▶ _REQUIRED TASK_:
Substitute "circuit diagram" for "wiring diagram" and rewrite the records from their start through the line with "The shaft coupling 86 is at (1127, 428).", changing nothing else and leaving out the pictures.

Data items:
────────

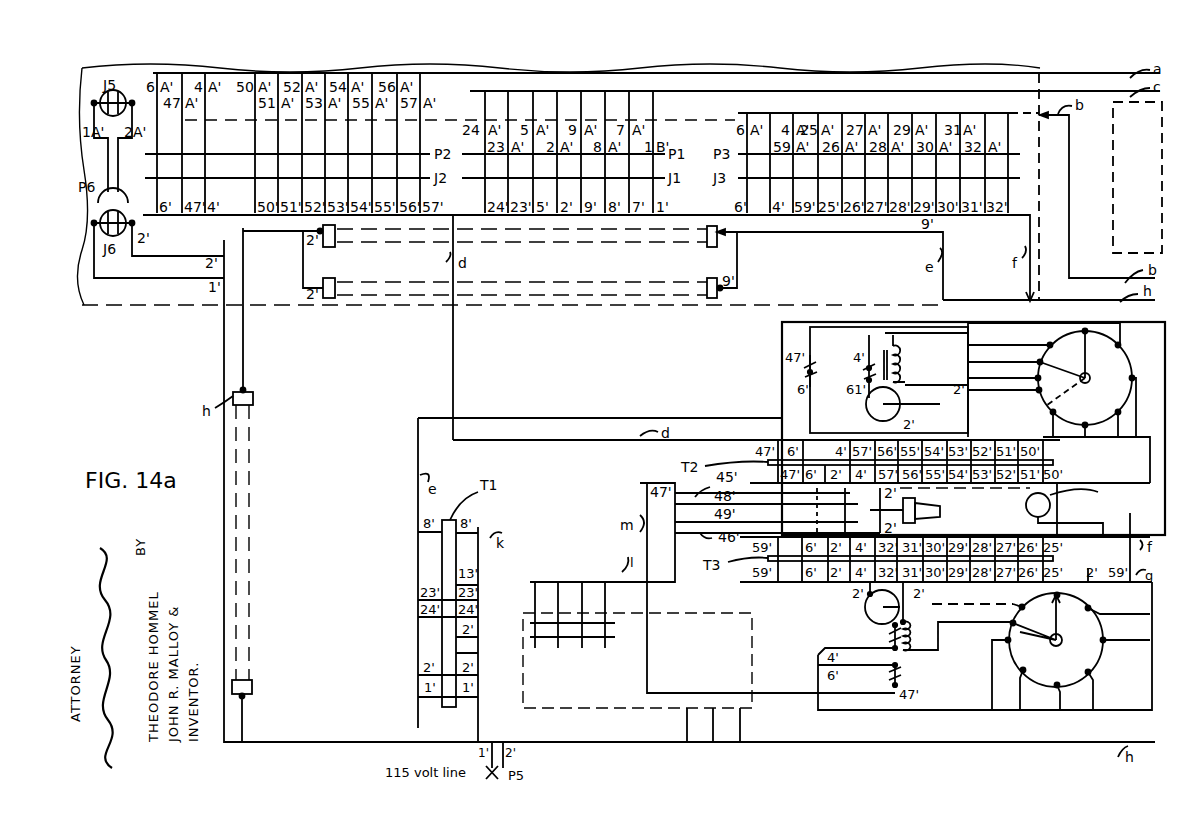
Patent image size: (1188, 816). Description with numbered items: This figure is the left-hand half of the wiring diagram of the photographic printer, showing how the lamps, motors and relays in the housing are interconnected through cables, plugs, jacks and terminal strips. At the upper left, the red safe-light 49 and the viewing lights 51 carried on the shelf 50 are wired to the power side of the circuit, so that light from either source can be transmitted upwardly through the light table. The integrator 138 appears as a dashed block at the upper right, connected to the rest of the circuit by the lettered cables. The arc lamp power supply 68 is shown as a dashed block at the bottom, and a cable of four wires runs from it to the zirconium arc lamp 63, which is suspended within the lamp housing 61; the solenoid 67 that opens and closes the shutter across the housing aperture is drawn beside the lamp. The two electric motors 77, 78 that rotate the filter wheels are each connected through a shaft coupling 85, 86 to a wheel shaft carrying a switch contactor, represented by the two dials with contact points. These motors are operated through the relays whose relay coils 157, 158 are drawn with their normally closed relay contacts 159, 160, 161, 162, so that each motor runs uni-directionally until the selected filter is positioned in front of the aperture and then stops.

The shelf 50 is at (130, 305).
The viewing lights 51 is at (600, 273).
The red safe-light 49 is at (248, 588).
The arc lamp power supply 68 is at (595, 712).
The integrator 138 is at (1137, 177).
The relay contact 160 is at (806, 370).
The relay contact 159 is at (862, 372).
The relay coil 157 is at (926, 359).
The electric motor 78 is at (866, 410).
The shaft coupling 86 is at (1127, 428).
The lamp housing 61 is at (1085, 497).
The solenoid 67 is at (1050, 507).
The zirconium arc lamp 63 is at (935, 510).
The electric motor 77 is at (866, 610).
The relay contact 161 is at (890, 638).
The relay coil 158 is at (915, 650).
The shaft coupling 85 is at (1005, 641).
The relay contact 162 is at (900, 688).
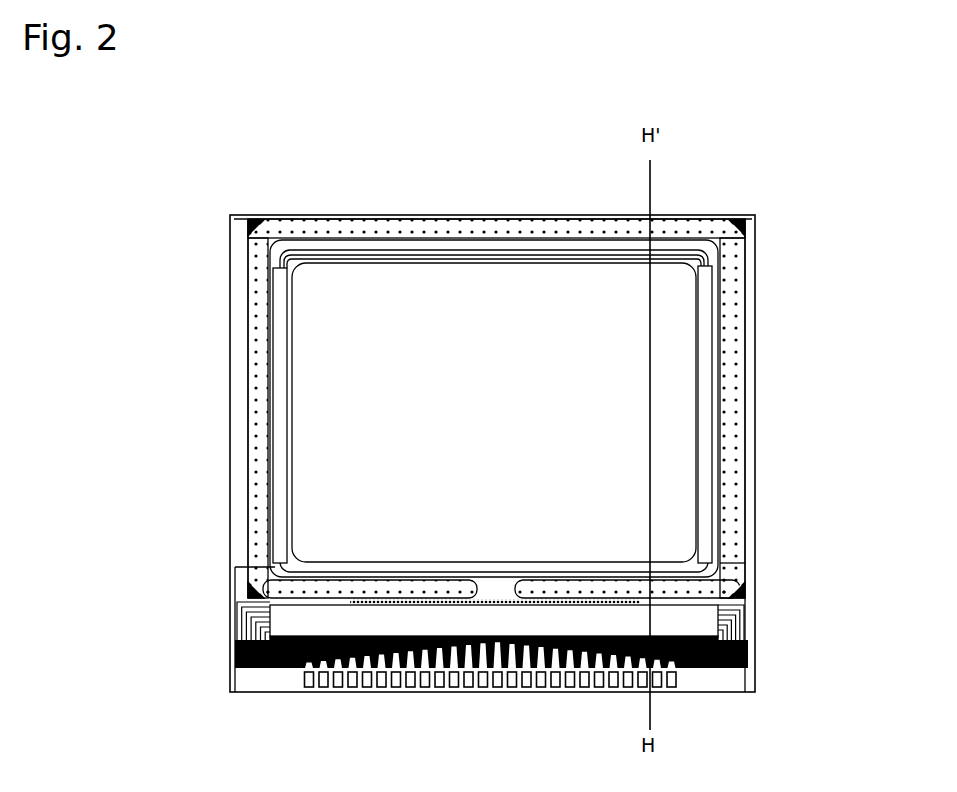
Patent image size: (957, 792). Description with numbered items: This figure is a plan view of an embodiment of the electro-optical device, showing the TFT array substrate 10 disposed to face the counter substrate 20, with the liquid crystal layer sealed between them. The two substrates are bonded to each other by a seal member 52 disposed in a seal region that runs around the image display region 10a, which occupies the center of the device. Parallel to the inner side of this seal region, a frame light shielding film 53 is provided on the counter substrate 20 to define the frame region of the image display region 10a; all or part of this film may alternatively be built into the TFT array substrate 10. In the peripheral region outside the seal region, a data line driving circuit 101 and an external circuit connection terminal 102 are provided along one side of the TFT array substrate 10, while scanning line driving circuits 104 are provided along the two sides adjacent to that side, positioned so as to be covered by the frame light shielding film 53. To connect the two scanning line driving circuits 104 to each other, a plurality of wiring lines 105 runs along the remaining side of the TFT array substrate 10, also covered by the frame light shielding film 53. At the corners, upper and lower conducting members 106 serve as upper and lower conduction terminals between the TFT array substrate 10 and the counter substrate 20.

The TFT array substrate 10 is at (358, 216).
The image display region 10a is at (494, 412).
The counter substrate 20 is at (490, 215).
The seal member 52 is at (736, 368).
The frame light shielding film 53 is at (705, 557).
The data line driving circuit 101 is at (313, 622).
The external circuit connection terminal 102 is at (462, 680).
The scanning line driving circuit 104 is at (279, 290).
The wiring lines 105 is at (407, 230).
The upper and lower conducting members 106 is at (248, 219).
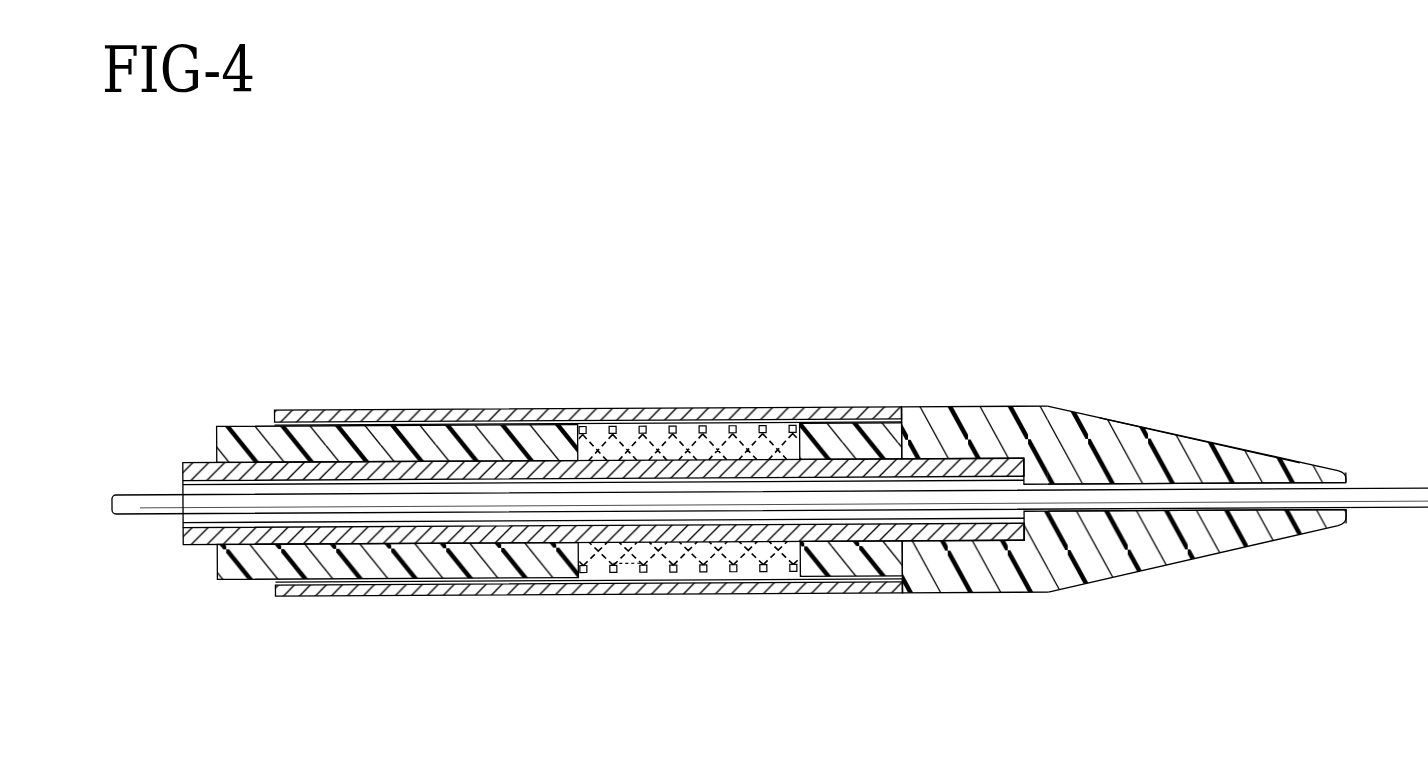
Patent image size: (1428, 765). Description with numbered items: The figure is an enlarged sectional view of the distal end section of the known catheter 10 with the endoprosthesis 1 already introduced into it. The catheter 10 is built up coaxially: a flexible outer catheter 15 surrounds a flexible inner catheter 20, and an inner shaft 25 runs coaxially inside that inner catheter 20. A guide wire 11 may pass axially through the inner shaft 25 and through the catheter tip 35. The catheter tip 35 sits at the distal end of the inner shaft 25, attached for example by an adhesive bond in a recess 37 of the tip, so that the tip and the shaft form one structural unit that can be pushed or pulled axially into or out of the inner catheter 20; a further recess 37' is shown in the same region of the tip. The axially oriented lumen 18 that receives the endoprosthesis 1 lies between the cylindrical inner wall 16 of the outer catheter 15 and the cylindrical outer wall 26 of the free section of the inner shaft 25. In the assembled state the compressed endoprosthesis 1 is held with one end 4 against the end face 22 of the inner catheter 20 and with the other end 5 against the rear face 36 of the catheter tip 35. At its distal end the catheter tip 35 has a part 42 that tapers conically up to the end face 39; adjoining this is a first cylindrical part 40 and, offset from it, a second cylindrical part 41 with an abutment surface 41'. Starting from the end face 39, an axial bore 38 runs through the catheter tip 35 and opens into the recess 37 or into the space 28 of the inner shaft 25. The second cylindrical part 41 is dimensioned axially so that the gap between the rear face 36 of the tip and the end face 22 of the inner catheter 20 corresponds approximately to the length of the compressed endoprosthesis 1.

The catheter 10 is at (176, 600).
The guide wire 11 is at (150, 516).
The outer catheter 15 is at (343, 411).
The inner catheter 20 is at (378, 428).
The inner shaft 25 is at (440, 464).
The space of the inner shaft 28 is at (220, 522).
The endoprosthesis 1 is at (686, 420).
The end of the endoprosthesis 4 is at (605, 428).
The other end of the endoprosthesis 5 is at (778, 430).
The lumen 18 is at (723, 430).
The cylindrical inner wall 16 is at (710, 578).
The end face of the inner catheter 22 is at (590, 566).
The cylindrical outer wall 26 is at (630, 562).
The rear face of the catheter tip 36 is at (780, 578).
The second cylindrical part 41 is at (851, 442).
The abutment surface 41' is at (897, 427).
The first cylindrical part 40 is at (983, 428).
The conically tapered part 42 is at (1140, 440).
The catheter tip 35 is at (1205, 428).
The axial bore 38 is at (1268, 478).
The end face 39 is at (1352, 482).
The recess 37 is at (951, 603).
The inner tube distal end 37' is at (1045, 610).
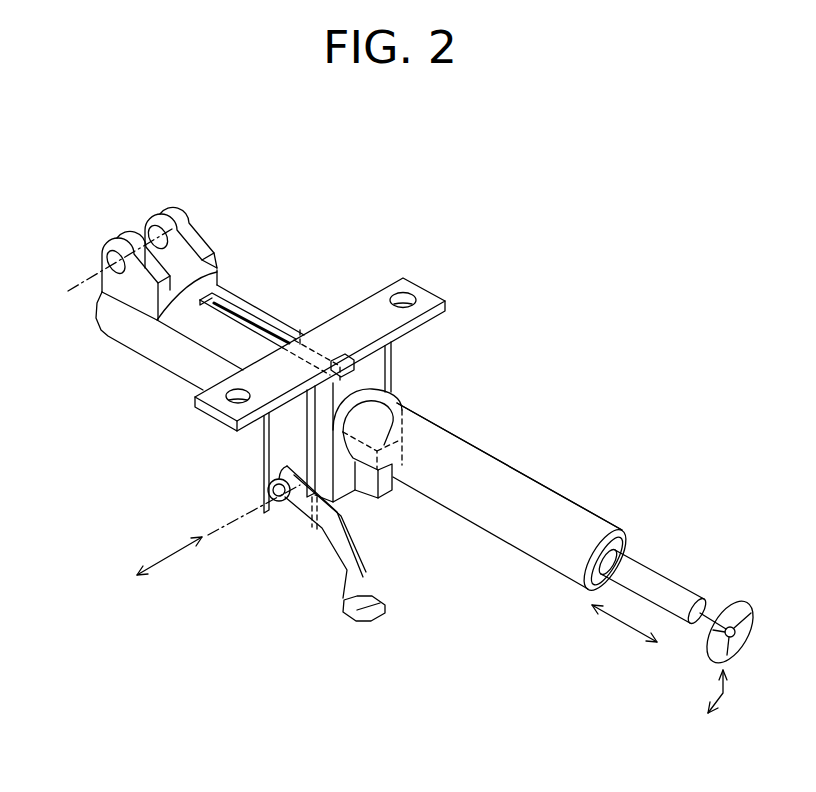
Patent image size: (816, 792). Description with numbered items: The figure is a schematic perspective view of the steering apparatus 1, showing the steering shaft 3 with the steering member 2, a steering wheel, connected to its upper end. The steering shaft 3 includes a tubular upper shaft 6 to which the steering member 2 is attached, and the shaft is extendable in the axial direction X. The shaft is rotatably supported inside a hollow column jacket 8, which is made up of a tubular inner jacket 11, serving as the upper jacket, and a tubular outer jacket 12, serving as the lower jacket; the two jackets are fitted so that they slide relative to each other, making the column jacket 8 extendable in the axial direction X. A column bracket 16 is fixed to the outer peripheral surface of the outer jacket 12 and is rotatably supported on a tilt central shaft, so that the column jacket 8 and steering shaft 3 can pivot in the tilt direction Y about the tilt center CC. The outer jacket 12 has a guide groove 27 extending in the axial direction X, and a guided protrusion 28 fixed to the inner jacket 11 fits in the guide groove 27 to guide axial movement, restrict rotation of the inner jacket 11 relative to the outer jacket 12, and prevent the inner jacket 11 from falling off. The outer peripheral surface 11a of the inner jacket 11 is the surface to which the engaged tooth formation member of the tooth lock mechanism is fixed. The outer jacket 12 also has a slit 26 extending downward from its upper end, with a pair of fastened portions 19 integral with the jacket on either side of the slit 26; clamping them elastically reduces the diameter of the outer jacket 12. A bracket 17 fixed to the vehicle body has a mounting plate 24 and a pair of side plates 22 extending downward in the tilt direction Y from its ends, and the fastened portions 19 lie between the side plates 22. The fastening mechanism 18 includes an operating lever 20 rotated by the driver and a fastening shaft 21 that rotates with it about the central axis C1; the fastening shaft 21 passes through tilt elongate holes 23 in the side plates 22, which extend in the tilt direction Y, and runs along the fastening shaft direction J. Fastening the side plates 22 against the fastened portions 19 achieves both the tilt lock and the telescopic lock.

The steering apparatus 1 is at (712, 545).
The steering member 2 is at (747, 603).
The steering shaft 3 is at (644, 562).
The upper shaft 6 is at (673, 587).
The column jacket 8 is at (603, 509).
The inner jacket 11 is at (572, 501).
The outer peripheral surface of the inner jacket 11a is at (513, 487).
The outer jacket 12 is at (162, 354).
The column bracket 16 is at (185, 245).
The bracket 17 is at (284, 425).
The fastening mechanism 18 is at (318, 550).
The fastened portions 19 is at (393, 453).
The operating lever 20 is at (362, 578).
The fastening shaft 21 is at (270, 503).
The side plates 22 is at (277, 453).
The tilt elongate holes 23 is at (278, 513).
The mounting plate 24 is at (364, 303).
The slit 26 is at (360, 487).
The guide groove 27 is at (243, 313).
The guided protrusion 28 is at (297, 343).
The tilt center CC is at (78, 282).
The central axis of the fastening shaft C1 is at (220, 522).
The fastening shaft direction J is at (170, 558).
The axial direction X is at (613, 617).
The tilt direction Y is at (724, 693).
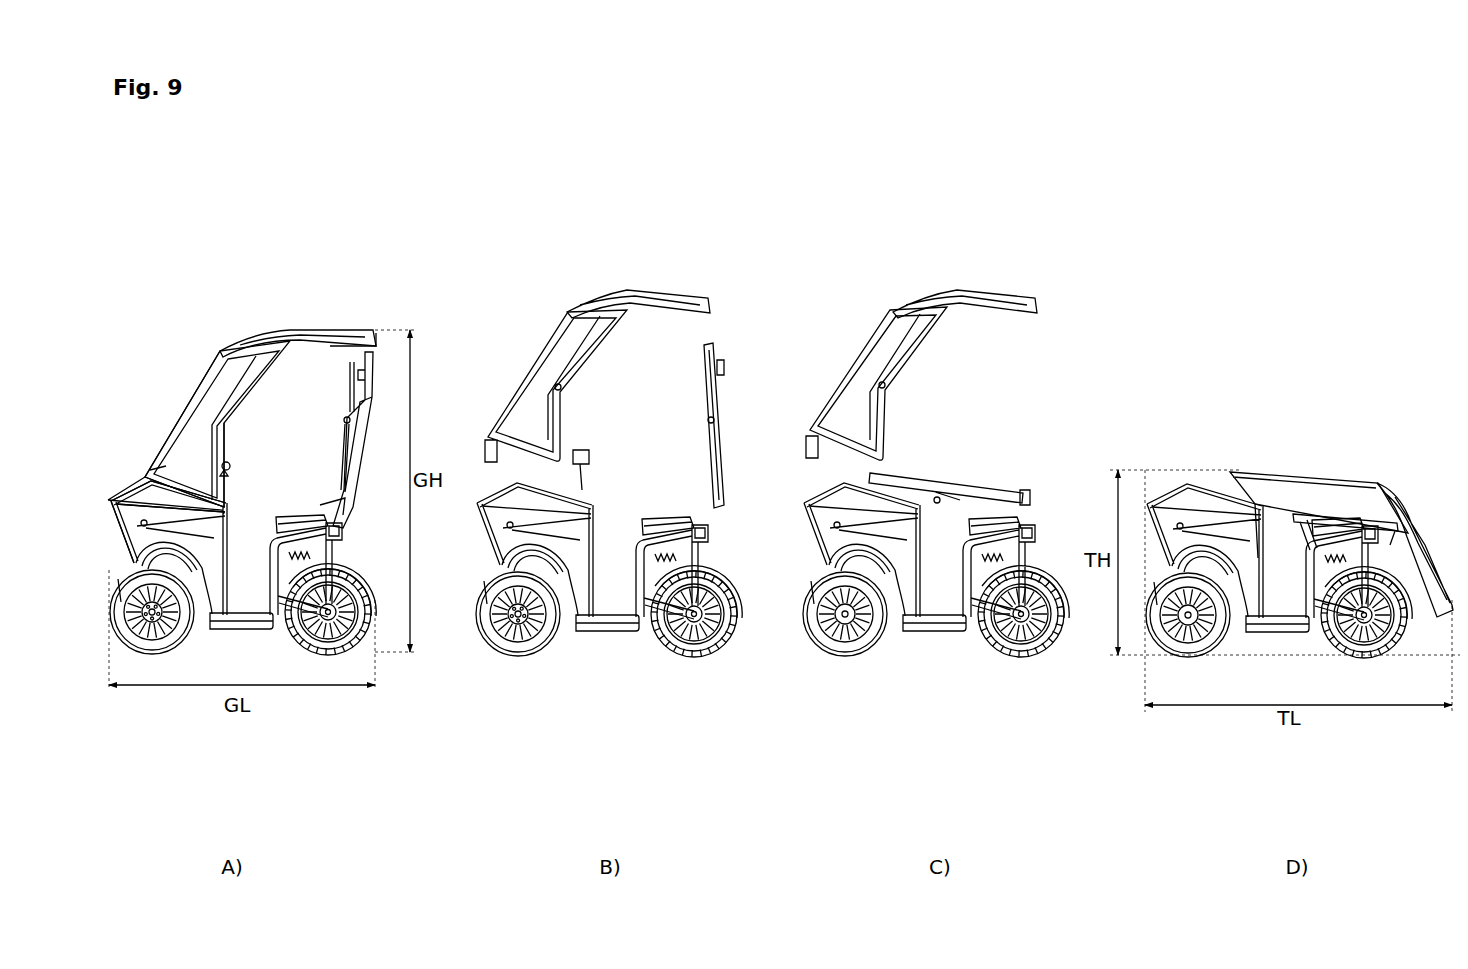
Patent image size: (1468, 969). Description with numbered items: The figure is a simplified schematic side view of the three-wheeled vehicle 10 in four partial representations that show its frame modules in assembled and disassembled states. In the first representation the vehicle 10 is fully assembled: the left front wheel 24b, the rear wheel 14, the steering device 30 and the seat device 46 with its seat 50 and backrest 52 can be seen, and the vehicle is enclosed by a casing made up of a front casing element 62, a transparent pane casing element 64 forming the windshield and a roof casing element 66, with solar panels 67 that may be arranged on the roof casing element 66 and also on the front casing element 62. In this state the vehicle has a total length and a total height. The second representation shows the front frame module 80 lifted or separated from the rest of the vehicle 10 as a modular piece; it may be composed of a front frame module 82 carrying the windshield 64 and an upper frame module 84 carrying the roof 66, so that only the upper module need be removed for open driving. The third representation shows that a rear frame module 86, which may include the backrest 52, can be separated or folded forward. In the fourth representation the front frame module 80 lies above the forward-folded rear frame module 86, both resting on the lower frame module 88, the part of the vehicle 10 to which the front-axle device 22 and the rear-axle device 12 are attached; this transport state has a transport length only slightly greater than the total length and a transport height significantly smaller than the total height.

────────

▶ _WRITTEN SOLUTION_:
Patent image size: (1188, 816). Description with numbered items: This figure is the left-hand half of the circuit diagram of the photographic printer, showing how the lamps, motors and relays in the housing are interconnected through cables, plugs, jacks and terminal strips. At the upper left, the red safe-light 49 and the viewing lights 51 carried on the shelf 50 are wired to the power side of the circuit, so that light from either source can be transmitted upwardly through the light table. The integrator 138 appears as a dashed block at the upper right, connected to the rest of the circuit by the lettered cables. The arc lamp power supply 68 is shown as a dashed block at the bottom, and a cable of four wires runs from it to the zirconium arc lamp 63, which is suspended within the lamp housing 61; the solenoid 67 that opens and closes the shutter across the housing aperture is drawn beside the lamp. The two electric motors 77, 78 that rotate the filter wheels are each connected through a shaft coupling 85, 86 to a wheel shaft carrying a switch contactor, represented by the two dials with contact points. These motors are operated through the relays whose relay coils 157, 158 are drawn with their normally closed relay contacts 159, 160, 161, 162, so that each motor runs uni-directionally until the selected filter is positioned in front of the aperture and then stops.

The shelf 50 is at (130, 305).
The viewing lights 51 is at (600, 273).
The red safe-light 49 is at (248, 588).
The arc lamp power supply 68 is at (595, 712).
The integrator 138 is at (1137, 177).
The relay contact 160 is at (806, 370).
The relay contact 159 is at (862, 372).
The relay coil 157 is at (926, 359).
The electric motor 78 is at (866, 410).
The shaft coupling 86 is at (1127, 428).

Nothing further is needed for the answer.